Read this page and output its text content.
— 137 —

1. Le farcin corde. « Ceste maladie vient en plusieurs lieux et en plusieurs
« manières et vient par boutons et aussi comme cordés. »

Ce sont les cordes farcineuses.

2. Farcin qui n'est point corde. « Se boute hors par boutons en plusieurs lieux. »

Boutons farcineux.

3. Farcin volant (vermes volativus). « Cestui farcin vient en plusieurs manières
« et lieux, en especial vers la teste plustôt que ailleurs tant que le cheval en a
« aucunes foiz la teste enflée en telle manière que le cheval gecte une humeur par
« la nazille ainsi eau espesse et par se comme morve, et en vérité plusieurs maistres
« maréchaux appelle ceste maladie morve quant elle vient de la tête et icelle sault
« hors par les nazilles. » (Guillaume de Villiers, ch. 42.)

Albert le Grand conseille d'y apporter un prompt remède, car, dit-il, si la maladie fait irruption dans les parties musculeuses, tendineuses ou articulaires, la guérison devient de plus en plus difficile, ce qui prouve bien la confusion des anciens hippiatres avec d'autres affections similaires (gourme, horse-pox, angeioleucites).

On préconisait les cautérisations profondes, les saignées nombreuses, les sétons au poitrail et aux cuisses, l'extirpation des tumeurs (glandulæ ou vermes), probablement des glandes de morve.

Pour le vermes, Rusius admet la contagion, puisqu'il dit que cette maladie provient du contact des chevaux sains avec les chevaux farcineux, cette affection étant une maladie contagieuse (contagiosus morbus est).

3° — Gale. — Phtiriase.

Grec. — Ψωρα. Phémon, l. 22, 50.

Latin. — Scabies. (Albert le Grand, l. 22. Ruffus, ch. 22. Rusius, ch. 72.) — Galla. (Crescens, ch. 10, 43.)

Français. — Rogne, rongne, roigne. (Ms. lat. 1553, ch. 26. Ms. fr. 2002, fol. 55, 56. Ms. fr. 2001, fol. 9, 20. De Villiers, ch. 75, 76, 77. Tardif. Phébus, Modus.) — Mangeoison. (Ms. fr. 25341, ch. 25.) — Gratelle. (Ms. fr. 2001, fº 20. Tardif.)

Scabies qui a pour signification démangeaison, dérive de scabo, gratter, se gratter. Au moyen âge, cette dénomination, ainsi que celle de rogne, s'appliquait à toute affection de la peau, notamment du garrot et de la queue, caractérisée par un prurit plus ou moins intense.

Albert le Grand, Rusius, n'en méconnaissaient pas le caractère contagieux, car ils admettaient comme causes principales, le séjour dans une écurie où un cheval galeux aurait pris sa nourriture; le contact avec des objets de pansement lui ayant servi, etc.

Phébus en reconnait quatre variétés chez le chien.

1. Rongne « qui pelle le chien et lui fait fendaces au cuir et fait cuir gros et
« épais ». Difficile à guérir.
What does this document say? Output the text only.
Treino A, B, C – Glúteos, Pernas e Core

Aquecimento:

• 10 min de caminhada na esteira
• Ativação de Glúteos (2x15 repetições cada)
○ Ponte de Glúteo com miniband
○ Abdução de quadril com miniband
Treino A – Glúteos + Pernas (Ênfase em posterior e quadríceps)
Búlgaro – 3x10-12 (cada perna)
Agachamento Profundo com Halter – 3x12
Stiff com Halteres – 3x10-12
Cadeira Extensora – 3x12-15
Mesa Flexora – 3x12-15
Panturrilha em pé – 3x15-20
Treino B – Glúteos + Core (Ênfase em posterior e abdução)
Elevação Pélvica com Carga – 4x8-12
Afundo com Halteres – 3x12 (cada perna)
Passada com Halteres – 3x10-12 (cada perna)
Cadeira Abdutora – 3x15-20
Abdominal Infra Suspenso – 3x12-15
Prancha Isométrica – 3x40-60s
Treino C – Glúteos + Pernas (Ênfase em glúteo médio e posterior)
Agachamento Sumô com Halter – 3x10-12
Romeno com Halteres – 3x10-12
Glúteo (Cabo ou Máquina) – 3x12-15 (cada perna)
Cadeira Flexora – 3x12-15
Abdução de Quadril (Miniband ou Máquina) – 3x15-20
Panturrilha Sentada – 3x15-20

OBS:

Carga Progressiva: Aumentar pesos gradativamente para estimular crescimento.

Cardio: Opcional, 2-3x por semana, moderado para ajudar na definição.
------------------------------
● GIVEN INSTRUCTION:
Send back all of the entries exactly, with nothing missing.

● CORRECT RESPONSE:
Read this page and output its text content.
— 137 —

1. Le farcin corde. « Ceste maladie vient en plusieurs lieux et en plusieurs
« manières et vient par boutons et aussi comme cordés. »

Ce sont les cordes farcineuses.

2. Farcin qui n'est point corde. « Se boute hors par boutons en plusieurs lieux. »

Boutons farcineux.

3. Farcin volant (vermes volativus). « Cestui farcin vient en plusieurs manières
« et lieux, en especial vers la teste plustôt que ailleurs tant que le cheval en a
« aucunes foiz la teste enflée en telle manière que le cheval gecte une humeur par
« la nazille ainsi eau espesse et par se comme morve, et en vérité plusieurs maistres
« maréchaux appelle ceste maladie morve quant elle vient de la tête et icelle sault
« hors par les nazilles. » (Guillaume de Villiers, ch. 42.)

Albert le Grand conseille d'y apporter un prompt remède, car, dit-il, si la maladie fait irruption dans les parties musculeuses, tendineuses ou articulaires, la guérison devient de plus en plus difficile, ce qui prouve bien la confusion des anciens hippiatres avec d'autres affections similaires (gourme, horse-pox, angeioleucites).

On préconisait les cautérisations profondes, les saignées nombreuses, les sétons au poitrail et aux cuisses, l'extirpation des tumeurs (glandulæ ou vermes), probablement des glandes de morve.

Pour le vermes, Rusius admet la contagion, puisqu'il dit que cette maladie provient du contact des chevaux sains avec les chevaux farcineux, cette affection étant une maladie contagieuse (contagiosus morbus est).

3° — Gale. — Phtiriase.

Grec. — Ψωρα. Phémon, l. 22, 50.

Latin. — Scabies. (Albert le Grand, l. 22. Ruffus, ch. 22. Rusius, ch. 72.) — Galla. (Crescens, ch. 10, 43.)

Français. — Rogne, rongne, roigne. (Ms. lat. 1553, ch. 26. Ms. fr. 2002, fol. 55, 56. Ms. fr. 2001, fol. 9, 20. De Villiers, ch. 75, 76, 77. Tardif. Phébus, Modus.) — Mangeoison. (Ms. fr. 25341, ch. 25.) — Gratelle. (Ms. fr. 2001, fº 20. Tardif.)

Scabies qui a pour signification démangeaison, dérive de scabo, gratter, se gratter. Au moyen âge, cette dénomination, ainsi que celle de rogne, s'appliquait à toute affection de la peau, notamment du garrot et de la queue, caractérisée par un prurit plus ou moins intense.

Albert le Grand, Rusius, n'en méconnaissaient pas le caractère contagieux, car ils admettaient comme causes principales, le séjour dans une écurie où un cheval galeux aurait pris sa nourriture; le contact avec des objets de pansement lui ayant servi, etc.

Phébus en reconnait quatre variétés chez le chien.

1. Rongne « qui pelle le chien et lui fait fendaces au cuir et fait cuir gros et
« épais ». Difficile à guérir.
What does this document say? Output the text only.
Treino A, B, C – Glúteos, Pernas e Core

Aquecimento:

• 10 min de caminhada na esteira
• Ativação de Glúteos (2x15 repetições cada)
○ Ponte de Glúteo com miniband
○ Abdução de quadril com miniband
Treino A – Glúteos + Pernas (Ênfase em posterior e quadríceps)
Búlgaro – 3x10-12 (cada perna)
Agachamento Profundo com Halter – 3x12
Stiff com Halteres – 3x10-12
Cadeira Extensora – 3x12-15
Mesa Flexora – 3x12-15
Panturrilha em pé – 3x15-20
Treino B – Glúteos + Core (Ênfase em posterior e abdução)
Elevação Pélvica com Carga – 4x8-12
Afundo com Halteres – 3x12 (cada perna)
Passada com Halteres – 3x10-12 (cada perna)
Cadeira Abdutora – 3x15-20
Abdominal Infra Suspenso – 3x12-15
Prancha Isométrica – 3x40-60s
Treino C – Glúteos + Pernas (Ênfase em glúteo médio e posterior)
Agachamento Sumô com Halter – 3x10-12
Romeno com Halteres – 3x10-12
Glúteo (Cabo ou Máquina) – 3x12-15 (cada perna)
Cadeira Flexora – 3x12-15
Abdução de Quadril (Miniband ou Máquina) – 3x15-20
Panturrilha Sentada – 3x15-20

OBS:

Carga Progressiva: Aumentar pesos gradativamente para estimular crescimento.

Cardio: Opcional, 2-3x por semana, moderado para ajudar na definição.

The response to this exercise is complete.